- OBJECTIVE -
Repeat everything in the material exactly.

- RECORDS SUPPLIED -

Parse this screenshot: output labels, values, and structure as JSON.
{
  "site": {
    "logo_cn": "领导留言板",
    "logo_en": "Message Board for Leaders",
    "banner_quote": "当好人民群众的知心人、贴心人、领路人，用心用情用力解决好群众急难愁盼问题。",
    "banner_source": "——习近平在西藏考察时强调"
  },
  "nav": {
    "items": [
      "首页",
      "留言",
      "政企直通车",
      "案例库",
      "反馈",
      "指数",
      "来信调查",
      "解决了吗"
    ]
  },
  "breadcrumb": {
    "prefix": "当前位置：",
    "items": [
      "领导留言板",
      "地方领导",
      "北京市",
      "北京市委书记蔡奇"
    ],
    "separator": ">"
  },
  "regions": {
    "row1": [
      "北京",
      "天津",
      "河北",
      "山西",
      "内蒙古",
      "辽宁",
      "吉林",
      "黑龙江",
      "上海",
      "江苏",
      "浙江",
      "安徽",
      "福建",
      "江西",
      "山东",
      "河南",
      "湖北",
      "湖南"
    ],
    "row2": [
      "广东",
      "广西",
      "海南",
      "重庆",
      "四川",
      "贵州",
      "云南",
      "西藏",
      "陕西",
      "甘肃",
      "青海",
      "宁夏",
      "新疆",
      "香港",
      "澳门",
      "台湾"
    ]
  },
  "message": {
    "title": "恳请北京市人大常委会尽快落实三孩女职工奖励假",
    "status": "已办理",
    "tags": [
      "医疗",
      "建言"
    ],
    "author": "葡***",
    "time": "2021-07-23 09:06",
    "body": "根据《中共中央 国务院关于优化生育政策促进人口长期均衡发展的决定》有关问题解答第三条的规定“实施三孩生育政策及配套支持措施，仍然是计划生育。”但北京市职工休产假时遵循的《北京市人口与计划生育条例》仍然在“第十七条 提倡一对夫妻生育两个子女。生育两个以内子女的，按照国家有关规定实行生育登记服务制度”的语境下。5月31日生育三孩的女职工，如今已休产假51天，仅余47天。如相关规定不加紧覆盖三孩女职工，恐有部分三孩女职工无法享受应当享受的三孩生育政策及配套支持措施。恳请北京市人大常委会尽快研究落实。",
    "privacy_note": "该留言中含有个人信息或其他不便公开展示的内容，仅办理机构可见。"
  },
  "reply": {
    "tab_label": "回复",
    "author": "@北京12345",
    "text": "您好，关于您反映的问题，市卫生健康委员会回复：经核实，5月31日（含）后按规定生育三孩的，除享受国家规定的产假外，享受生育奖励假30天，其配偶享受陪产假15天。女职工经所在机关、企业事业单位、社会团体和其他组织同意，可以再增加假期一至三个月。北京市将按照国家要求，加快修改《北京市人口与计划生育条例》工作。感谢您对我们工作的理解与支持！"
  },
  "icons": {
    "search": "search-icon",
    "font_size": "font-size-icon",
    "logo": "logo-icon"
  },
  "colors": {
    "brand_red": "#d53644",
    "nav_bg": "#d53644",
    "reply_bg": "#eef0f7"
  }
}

- ANSWER FOR THIS EXERCISE -
Parse this screenshot: output labels, values, and structure as JSON.
{
  "site": {
    "logo_cn": "领导留言板",
    "logo_en": "Message Board for Leaders",
    "banner_quote": "当好人民群众的知心人、贴心人、领路人，用心用情用力解决好群众急难愁盼问题。",
    "banner_source": "——习近平在西藏考察时强调"
  },
  "nav": {
    "items": [
      "首页",
      "留言",
      "政企直通车",
      "案例库",
      "反馈",
      "指数",
      "来信调查",
      "解决了吗"
    ]
  },
  "breadcrumb": {
    "prefix": "当前位置：",
    "items": [
      "领导留言板",
      "地方领导",
      "北京市",
      "北京市委书记蔡奇"
    ],
    "separator": ">"
  },
  "regions": {
    "row1": [
      "北京",
      "天津",
      "河北",
      "山西",
      "内蒙古",
      "辽宁",
      "吉林",
      "黑龙江",
      "上海",
      "江苏",
      "浙江",
      "安徽",
      "福建",
      "江西",
      "山东",
      "河南",
      "湖北",
      "湖南"
    ],
    "row2": [
      "广东",
      "广西",
      "海南",
      "重庆",
      "四川",
      "贵州",
      "云南",
      "西藏",
      "陕西",
      "甘肃",
      "青海",
      "宁夏",
      "新疆",
      "香港",
      "澳门",
      "台湾"
    ]
  },
  "message": {
    "title": "恳请北京市人大常委会尽快落实三孩女职工奖励假",
    "status": "已办理",
    "tags": [
      "医疗",
      "建言"
    ],
    "author": "葡***",
    "time": "2021-07-23 09:06",
    "body": "根据《中共中央 国务院关于优化生育政策促进人口长期均衡发展的决定》有关问题解答第三条的规定“实施三孩生育政策及配套支持措施，仍然是计划生育。”但北京市职工休产假时遵循的《北京市人口与计划生育条例》仍然在“第十七条 提倡一对夫妻生育两个子女。生育两个以内子女的，按照国家有关规定实行生育登记服务制度”的语境下。5月31日生育三孩的女职工，如今已休产假51天，仅余47天。如相关规定不加紧覆盖三孩女职工，恐有部分三孩女职工无法享受应当享受的三孩生育政策及配套支持措施。恳请北京市人大常委会尽快研究落实。",
    "privacy_note": "该留言中含有个人信息或其他不便公开展示的内容，仅办理机构可见。"
  },
  "reply": {
    "tab_label": "回复",
    "author": "@北京12345",
    "text": "您好，关于您反映的问题，市卫生健康委员会回复：经核实，5月31日（含）后按规定生育三孩的，除享受国家规定的产假外，享受生育奖励假30天，其配偶享受陪产假15天。女职工经所在机关、企业事业单位、社会团体和其他组织同意，可以再增加假期一至三个月。北京市将按照国家要求，加快修改《北京市人口与计划生育条例》工作。感谢您对我们工作的理解与支持！"
  },
  "icons": {
    "search": "search-icon",
    "font_size": "font-size-icon",
    "logo": "logo-icon"
  },
  "colors": {
    "brand_red": "#d53644",
    "nav_bg": "#d53644",
    "reply_bg": "#eef0f7"
  }
}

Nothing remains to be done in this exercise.